● The exercise: Retype each record shown below, leaving every character as it is.

● Entries shown:
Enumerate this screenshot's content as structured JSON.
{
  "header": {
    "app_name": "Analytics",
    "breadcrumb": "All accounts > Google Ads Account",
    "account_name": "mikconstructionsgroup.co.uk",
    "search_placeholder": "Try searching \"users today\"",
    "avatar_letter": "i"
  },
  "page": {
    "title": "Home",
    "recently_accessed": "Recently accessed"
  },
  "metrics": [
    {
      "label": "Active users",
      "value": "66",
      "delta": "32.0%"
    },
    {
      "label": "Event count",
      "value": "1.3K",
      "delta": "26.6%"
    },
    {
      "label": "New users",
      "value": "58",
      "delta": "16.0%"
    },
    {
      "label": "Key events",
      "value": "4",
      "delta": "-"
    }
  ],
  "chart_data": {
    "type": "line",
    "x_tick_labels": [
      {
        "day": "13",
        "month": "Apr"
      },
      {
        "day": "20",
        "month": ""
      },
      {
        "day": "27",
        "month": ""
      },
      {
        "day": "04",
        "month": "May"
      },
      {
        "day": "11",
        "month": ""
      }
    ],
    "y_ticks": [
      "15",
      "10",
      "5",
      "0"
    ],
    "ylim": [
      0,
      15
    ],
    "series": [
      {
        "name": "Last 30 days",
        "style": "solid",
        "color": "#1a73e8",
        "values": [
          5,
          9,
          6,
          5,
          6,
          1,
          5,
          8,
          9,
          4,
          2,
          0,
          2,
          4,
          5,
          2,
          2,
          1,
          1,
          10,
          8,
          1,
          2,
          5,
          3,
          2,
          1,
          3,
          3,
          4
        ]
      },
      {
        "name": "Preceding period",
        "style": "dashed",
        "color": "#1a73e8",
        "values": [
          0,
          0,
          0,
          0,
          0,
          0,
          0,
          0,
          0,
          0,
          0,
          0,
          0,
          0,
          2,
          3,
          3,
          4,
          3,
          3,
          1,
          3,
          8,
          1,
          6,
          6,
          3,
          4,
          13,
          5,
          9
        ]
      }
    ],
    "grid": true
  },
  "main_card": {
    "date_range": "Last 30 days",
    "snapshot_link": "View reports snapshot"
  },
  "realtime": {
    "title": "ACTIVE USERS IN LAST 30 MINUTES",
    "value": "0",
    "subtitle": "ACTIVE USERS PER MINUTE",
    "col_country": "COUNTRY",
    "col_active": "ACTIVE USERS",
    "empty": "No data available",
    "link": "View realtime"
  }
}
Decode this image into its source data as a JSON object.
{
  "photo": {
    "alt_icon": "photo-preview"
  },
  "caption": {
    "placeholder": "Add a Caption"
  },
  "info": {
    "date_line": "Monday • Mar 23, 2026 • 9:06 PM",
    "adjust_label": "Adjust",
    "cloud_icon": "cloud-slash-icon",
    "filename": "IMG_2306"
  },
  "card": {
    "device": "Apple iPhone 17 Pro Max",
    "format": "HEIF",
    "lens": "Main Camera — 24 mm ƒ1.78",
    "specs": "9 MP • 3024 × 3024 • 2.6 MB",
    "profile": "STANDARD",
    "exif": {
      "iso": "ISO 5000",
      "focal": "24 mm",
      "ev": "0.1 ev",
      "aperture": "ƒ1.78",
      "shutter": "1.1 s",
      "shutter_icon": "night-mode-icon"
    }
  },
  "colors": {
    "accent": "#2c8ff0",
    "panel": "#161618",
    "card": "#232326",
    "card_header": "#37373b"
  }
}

● Problem solution:
Enumerate this screenshot's content as structured JSON.
{
  "header": {
    "app_name": "Analytics",
    "breadcrumb": "All accounts > Google Ads Account",
    "account_name": "mikconstructionsgroup.co.uk",
    "search_placeholder": "Try searching \"users today\"",
    "avatar_letter": "i"
  },
  "page": {
    "title": "Home",
    "recently_accessed": "Recently accessed"
  },
  "metrics": [
    {
      "label": "Active users",
      "value": "66",
      "delta": "32.0%"
    },
    {
      "label": "Event count",
      "value": "1.3K",
      "delta": "26.6%"
    },
    {
      "label": "New users",
      "value": "58",
      "delta": "16.0%"
    },
    {
      "label": "Key events",
      "value": "4",
      "delta": "-"
    }
  ],
  "chart_data": {
    "type": "line",
    "x_tick_labels": [
      {
        "day": "13",
        "month": "Apr"
      },
      {
        "day": "20",
        "month": ""
      },
      {
        "day": "27",
        "month": ""
      },
      {
        "day": "04",
        "month": "May"
      },
      {
        "day": "11",
        "month": ""
      }
    ],
    "y_ticks": [
      "15",
      "10",
      "5",
      "0"
    ],
    "ylim": [
      0,
      15
    ],
    "series": [
      {
        "name": "Last 30 days",
        "style": "solid",
        "color": "#1a73e8",
        "values": [
          5,
          9,
          6,
          5,
          6,
          1,
          5,
          8,
          9,
          4,
          2,
          0,
          2,
          4,
          5,
          2,
          2,
          1,
          1,
          10,
          8,
          1,
          2,
          5,
          3,
          2,
          1,
          3,
          3,
          4
        ]
      },
      {
        "name": "Preceding period",
        "style": "dashed",
        "color": "#1a73e8",
        "values": [
          0,
          0,
          0,
          0,
          0,
          0,
          0,
          0,
          0,
          0,
          0,
          0,
          0,
          0,
          2,
          3,
          3,
          4,
          3,
          3,
          1,
          3,
          8,
          1,
          6,
          6,
          3,
          4,
          13,
          5,
          9
        ]
      }
    ],
    "grid": true
  },
  "main_card": {
    "date_range": "Last 30 days",
    "snapshot_link": "View reports snapshot"
  },
  "realtime": {
    "title": "ACTIVE USERS IN LAST 30 MINUTES",
    "value": "0",
    "subtitle": "ACTIVE USERS PER MINUTE",
    "col_country": "COUNTRY",
    "col_active": "ACTIVE USERS",
    "empty": "No data available",
    "link": "View realtime"
  }
}
Decode this image into its source data as a JSON object.
{
  "photo": {
    "alt_icon": "photo-preview"
  },
  "caption": {
    "placeholder": "Add a Caption"
  },
  "info": {
    "date_line": "Monday • Mar 23, 2026 • 9:06 PM",
    "adjust_label": "Adjust",
    "cloud_icon": "cloud-slash-icon",
    "filename": "IMG_2306"
  },
  "card": {
    "device": "Apple iPhone 17 Pro Max",
    "format": "HEIF",
    "lens": "Main Camera — 24 mm ƒ1.78",
    "specs": "9 MP • 3024 × 3024 • 2.6 MB",
    "profile": "STANDARD",
    "exif": {
      "iso": "ISO 5000",
      "focal": "24 mm",
      "ev": "0.1 ev",
      "aperture": "ƒ1.78",
      "shutter": "1.1 s",
      "shutter_icon": "night-mode-icon"
    }
  },
  "colors": {
    "accent": "#2c8ff0",
    "panel": "#161618",
    "card": "#232326",
    "card_header": "#37373b"
  }
}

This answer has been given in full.